| AIM |
Say how many lines contain the word "need". Only the number should be given.

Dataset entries
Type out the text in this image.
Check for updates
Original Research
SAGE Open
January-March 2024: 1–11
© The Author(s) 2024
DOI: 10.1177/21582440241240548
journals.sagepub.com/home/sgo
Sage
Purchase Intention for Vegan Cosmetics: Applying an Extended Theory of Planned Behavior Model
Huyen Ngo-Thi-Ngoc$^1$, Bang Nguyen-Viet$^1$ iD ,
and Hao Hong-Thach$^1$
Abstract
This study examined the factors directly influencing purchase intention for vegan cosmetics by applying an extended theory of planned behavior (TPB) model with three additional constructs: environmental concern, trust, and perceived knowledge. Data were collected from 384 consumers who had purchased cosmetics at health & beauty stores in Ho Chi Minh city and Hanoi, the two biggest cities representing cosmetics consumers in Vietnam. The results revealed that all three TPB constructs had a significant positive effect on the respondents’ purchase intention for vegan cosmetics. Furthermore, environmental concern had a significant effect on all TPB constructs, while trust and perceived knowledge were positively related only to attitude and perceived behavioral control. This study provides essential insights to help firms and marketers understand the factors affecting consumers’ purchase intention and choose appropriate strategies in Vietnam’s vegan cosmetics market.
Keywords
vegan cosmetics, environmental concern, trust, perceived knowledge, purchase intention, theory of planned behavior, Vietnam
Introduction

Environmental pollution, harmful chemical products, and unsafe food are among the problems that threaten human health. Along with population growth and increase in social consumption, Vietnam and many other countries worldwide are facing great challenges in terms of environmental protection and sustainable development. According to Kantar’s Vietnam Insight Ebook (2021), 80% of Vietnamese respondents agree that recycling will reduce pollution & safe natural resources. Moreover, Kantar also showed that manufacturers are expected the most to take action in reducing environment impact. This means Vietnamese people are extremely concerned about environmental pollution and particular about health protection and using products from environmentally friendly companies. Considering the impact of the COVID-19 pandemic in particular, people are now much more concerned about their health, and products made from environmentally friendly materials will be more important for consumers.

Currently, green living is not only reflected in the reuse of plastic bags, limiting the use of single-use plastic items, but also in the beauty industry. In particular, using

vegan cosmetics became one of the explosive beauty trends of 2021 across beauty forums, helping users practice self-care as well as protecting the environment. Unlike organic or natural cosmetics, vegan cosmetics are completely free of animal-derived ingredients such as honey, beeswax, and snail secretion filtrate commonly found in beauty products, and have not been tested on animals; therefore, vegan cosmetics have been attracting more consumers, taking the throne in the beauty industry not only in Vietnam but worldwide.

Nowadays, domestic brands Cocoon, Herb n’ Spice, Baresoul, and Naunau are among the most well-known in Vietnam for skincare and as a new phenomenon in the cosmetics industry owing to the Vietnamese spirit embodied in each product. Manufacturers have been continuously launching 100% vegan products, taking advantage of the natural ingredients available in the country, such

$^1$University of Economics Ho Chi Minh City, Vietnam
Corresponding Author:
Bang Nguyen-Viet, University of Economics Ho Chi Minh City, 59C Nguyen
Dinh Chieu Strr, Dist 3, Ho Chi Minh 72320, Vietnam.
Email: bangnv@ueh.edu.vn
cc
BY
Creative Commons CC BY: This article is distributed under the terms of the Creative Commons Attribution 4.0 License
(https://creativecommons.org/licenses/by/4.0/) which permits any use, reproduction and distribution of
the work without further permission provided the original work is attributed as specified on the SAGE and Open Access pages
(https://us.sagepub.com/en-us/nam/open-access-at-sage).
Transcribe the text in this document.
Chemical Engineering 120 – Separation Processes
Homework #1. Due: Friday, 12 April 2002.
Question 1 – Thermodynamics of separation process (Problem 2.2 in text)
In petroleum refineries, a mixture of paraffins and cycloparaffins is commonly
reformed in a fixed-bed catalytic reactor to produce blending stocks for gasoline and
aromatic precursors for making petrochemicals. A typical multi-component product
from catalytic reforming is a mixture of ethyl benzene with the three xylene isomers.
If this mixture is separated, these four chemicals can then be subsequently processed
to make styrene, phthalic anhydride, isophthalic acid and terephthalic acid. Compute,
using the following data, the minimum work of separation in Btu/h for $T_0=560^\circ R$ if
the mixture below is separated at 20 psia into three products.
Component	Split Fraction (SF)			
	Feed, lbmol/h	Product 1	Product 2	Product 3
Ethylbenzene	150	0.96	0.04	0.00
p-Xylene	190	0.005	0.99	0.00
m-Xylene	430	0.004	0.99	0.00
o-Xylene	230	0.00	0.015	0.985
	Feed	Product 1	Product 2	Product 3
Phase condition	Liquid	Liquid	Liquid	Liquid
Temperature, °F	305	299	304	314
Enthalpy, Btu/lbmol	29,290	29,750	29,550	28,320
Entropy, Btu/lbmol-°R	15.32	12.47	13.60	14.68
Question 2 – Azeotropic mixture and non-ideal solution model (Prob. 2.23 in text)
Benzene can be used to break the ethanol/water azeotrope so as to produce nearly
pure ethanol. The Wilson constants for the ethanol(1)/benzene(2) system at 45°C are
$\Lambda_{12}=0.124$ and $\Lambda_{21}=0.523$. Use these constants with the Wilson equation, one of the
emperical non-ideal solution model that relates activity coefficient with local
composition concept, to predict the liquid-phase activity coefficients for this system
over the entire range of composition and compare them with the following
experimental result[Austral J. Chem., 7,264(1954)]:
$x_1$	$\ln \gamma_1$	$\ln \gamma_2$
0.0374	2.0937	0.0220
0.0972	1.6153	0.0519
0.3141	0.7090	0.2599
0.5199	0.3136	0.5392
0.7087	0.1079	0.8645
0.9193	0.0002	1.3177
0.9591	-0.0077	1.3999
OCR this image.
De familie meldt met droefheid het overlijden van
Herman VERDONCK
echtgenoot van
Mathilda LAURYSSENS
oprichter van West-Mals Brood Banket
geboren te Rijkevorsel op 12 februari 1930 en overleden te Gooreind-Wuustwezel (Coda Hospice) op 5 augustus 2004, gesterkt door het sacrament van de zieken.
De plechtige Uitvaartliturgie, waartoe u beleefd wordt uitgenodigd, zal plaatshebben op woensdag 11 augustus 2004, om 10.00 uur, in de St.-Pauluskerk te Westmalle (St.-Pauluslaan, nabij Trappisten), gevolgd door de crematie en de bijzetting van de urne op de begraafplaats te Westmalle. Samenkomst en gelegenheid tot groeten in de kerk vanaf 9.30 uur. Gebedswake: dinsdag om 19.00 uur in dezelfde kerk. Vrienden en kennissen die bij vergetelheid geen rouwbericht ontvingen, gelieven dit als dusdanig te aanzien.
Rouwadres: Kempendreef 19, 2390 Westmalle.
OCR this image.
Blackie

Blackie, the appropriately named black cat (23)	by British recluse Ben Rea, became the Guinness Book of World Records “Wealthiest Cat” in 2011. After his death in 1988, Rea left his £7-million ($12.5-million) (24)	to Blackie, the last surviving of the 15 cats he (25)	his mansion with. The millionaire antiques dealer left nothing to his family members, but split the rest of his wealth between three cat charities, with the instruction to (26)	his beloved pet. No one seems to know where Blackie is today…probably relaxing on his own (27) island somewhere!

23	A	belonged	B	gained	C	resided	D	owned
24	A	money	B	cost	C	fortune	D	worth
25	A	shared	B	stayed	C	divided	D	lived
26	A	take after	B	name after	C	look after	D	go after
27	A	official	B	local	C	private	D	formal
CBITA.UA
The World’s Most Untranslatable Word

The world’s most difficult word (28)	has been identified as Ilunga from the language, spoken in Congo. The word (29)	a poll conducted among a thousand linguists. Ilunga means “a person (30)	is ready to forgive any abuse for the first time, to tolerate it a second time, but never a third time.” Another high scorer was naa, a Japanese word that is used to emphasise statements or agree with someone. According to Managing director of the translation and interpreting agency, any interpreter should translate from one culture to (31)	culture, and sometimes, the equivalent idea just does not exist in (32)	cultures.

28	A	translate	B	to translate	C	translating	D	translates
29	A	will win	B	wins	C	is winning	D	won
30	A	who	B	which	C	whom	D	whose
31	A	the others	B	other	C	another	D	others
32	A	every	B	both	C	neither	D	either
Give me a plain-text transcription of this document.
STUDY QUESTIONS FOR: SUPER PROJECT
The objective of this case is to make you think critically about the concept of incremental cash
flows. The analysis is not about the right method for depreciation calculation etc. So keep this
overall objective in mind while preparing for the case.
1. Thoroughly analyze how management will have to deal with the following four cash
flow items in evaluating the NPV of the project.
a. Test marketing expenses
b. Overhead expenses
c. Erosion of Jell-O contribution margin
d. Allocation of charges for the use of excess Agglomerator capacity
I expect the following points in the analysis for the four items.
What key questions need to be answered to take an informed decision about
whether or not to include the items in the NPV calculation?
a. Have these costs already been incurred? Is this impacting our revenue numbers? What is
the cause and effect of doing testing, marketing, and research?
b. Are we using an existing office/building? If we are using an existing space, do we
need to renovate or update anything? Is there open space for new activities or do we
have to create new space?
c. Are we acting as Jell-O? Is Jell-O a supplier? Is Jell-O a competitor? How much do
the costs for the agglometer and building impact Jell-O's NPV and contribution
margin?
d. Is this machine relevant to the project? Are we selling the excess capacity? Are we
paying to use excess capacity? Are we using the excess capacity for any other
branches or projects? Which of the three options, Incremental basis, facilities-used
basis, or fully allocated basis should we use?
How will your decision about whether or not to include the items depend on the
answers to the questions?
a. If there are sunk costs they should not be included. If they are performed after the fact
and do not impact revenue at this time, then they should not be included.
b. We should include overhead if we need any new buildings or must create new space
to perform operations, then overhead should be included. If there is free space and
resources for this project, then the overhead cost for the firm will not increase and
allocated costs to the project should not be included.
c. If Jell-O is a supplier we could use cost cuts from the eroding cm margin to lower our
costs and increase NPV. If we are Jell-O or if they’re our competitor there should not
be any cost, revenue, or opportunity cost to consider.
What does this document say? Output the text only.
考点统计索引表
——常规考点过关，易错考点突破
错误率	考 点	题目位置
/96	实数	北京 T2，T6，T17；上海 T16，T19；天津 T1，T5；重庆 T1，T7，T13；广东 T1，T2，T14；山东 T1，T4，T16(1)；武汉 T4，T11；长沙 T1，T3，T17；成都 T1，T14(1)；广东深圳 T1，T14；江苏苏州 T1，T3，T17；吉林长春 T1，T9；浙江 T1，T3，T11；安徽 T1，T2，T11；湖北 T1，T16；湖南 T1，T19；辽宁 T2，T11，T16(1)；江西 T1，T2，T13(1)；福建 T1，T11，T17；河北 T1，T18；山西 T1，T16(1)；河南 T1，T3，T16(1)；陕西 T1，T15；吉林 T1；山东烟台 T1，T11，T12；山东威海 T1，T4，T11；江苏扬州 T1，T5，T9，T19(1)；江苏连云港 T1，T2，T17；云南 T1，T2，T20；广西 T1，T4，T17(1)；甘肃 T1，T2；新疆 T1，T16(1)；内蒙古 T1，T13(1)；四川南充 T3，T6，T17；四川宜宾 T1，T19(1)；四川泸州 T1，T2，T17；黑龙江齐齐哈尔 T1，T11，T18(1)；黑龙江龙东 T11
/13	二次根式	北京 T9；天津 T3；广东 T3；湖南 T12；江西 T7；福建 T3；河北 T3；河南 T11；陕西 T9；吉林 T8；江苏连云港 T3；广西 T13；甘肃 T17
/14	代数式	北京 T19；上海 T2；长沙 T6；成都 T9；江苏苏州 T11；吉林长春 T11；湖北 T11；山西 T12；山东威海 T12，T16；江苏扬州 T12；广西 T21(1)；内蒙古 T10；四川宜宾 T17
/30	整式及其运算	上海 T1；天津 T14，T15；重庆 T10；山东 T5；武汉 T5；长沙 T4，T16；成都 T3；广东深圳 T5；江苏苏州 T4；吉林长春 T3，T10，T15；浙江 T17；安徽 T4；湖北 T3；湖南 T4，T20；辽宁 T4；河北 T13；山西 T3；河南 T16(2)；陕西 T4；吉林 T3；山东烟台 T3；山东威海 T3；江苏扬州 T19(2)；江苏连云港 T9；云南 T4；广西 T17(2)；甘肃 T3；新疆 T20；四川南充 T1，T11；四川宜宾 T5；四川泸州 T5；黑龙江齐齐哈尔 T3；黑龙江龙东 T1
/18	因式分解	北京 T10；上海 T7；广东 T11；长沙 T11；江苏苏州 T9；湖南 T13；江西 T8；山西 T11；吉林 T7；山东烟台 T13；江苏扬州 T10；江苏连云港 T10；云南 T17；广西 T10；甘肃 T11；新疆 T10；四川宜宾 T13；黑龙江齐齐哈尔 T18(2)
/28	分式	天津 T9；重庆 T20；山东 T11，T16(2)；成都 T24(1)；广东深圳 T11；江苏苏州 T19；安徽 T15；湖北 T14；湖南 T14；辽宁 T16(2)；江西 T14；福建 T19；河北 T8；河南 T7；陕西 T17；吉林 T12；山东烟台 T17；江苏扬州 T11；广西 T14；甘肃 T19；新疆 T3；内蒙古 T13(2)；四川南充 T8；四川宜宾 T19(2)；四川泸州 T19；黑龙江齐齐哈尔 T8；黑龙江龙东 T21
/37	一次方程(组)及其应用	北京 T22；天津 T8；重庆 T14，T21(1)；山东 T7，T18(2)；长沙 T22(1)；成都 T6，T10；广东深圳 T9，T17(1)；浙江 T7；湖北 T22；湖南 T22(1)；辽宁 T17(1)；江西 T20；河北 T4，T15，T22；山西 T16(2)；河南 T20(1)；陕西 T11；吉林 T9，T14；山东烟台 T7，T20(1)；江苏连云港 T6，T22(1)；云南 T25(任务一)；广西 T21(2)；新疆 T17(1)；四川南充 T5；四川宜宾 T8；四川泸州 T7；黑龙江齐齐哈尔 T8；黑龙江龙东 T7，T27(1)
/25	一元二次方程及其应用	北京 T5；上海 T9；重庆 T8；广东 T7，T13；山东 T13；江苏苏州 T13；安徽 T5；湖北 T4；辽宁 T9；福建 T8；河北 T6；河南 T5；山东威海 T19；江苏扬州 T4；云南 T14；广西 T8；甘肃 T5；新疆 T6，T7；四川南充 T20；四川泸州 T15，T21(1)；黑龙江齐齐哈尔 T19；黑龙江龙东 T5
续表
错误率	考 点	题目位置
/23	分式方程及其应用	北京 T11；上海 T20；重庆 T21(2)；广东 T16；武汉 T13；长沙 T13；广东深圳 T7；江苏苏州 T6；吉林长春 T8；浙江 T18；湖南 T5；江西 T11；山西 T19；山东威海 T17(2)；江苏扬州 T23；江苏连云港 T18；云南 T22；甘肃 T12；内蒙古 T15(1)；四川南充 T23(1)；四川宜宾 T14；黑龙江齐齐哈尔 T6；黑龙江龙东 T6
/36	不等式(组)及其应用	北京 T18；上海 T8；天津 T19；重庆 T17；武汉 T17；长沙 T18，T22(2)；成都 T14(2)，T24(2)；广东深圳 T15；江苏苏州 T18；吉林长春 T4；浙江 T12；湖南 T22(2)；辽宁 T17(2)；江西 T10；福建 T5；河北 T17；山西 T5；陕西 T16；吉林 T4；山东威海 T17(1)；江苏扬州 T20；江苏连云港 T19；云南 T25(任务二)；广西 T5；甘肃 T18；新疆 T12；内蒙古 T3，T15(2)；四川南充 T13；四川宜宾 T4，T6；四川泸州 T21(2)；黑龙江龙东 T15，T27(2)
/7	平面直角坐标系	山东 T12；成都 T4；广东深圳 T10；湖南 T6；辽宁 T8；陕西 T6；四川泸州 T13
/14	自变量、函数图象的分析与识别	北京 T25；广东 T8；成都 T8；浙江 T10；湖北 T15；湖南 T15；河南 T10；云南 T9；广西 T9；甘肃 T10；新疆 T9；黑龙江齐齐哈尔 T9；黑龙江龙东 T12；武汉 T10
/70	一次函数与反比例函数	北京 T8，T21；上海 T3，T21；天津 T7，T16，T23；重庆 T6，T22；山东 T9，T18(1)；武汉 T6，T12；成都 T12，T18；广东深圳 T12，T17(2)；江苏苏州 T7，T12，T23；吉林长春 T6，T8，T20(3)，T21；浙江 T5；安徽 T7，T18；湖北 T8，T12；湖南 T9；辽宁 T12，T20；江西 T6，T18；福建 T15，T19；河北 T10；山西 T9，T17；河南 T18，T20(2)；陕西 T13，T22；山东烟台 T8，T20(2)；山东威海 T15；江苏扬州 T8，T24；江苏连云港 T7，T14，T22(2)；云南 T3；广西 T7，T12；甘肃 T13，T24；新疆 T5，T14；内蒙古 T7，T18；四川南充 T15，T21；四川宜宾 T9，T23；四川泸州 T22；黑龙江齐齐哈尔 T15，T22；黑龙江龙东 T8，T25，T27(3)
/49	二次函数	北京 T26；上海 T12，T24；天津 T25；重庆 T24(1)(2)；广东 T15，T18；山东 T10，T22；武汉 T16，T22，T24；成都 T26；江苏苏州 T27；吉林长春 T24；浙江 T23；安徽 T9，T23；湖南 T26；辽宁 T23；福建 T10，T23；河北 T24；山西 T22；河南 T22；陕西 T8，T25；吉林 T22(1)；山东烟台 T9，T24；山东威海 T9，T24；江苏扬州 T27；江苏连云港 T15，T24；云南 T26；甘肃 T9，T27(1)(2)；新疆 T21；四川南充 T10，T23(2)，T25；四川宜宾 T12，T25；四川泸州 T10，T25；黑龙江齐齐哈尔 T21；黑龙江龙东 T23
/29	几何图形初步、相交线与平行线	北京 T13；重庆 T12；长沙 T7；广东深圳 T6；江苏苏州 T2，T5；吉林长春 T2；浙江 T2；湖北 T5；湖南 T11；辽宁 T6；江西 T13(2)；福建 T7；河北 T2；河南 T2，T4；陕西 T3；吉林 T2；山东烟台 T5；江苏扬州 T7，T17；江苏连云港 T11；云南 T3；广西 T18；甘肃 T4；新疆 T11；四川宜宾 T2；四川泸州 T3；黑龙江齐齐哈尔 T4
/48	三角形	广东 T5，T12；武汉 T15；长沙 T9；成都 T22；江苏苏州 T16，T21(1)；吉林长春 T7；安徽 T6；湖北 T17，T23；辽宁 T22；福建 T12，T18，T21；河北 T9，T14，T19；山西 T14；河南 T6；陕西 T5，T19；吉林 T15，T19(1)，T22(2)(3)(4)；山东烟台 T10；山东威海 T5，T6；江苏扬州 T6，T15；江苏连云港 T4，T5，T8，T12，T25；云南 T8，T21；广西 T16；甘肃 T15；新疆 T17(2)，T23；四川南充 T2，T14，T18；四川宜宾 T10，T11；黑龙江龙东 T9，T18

| RESULT OF THE EXERCISE |
3